REQUEST
Tally the lines of the data that include the word "color" and state the total, nothing else.

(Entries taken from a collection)
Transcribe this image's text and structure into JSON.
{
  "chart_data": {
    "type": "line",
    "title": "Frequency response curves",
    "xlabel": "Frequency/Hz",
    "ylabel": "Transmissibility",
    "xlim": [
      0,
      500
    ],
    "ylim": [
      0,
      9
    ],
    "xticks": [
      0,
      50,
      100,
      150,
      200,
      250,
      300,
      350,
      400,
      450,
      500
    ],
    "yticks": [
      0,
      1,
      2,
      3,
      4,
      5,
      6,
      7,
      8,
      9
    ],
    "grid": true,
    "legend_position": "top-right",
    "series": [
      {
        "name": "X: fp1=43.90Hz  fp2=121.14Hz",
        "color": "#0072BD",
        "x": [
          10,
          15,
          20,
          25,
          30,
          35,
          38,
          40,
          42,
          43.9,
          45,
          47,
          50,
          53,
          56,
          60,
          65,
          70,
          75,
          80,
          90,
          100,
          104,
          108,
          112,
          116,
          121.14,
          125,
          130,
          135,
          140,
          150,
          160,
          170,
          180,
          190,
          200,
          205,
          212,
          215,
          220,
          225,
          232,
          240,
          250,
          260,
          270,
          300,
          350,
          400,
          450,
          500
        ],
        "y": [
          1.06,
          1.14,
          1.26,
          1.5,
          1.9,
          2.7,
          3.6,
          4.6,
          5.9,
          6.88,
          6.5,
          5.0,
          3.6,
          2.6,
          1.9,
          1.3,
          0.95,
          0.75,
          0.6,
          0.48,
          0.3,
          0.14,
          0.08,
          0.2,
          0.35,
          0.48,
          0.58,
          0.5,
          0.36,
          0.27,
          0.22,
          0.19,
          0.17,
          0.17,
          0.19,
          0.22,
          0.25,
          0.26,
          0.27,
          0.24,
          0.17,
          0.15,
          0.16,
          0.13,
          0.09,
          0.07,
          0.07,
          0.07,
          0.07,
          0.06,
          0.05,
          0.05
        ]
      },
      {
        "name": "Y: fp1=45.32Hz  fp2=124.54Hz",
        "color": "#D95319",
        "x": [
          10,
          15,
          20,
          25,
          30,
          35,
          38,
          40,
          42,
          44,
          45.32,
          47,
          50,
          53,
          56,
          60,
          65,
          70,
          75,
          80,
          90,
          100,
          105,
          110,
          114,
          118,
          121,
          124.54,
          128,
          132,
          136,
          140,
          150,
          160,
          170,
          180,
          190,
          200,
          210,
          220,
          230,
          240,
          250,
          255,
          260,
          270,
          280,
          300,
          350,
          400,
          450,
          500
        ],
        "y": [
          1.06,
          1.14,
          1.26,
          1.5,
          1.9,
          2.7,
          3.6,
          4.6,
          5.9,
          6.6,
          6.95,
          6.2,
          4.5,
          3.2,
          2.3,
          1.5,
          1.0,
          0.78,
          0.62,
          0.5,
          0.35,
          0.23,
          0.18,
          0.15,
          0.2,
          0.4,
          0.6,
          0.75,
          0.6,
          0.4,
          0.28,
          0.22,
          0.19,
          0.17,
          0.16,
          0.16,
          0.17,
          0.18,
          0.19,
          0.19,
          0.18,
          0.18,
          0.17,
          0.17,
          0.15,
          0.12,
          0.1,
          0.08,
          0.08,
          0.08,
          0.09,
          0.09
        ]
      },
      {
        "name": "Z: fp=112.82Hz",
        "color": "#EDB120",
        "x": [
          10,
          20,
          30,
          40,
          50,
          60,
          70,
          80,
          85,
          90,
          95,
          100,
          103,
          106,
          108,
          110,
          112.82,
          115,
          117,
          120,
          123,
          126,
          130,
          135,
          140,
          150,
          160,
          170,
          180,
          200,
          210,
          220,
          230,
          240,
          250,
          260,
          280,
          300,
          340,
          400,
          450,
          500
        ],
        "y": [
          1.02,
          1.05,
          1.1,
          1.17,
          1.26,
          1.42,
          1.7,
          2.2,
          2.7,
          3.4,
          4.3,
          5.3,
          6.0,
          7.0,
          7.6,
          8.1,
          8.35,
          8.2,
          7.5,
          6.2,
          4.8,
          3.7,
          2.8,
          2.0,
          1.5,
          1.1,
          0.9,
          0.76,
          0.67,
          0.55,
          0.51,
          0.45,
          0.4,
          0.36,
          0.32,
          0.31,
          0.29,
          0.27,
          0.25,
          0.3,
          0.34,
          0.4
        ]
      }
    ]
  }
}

RESULT OF THIS TASK
3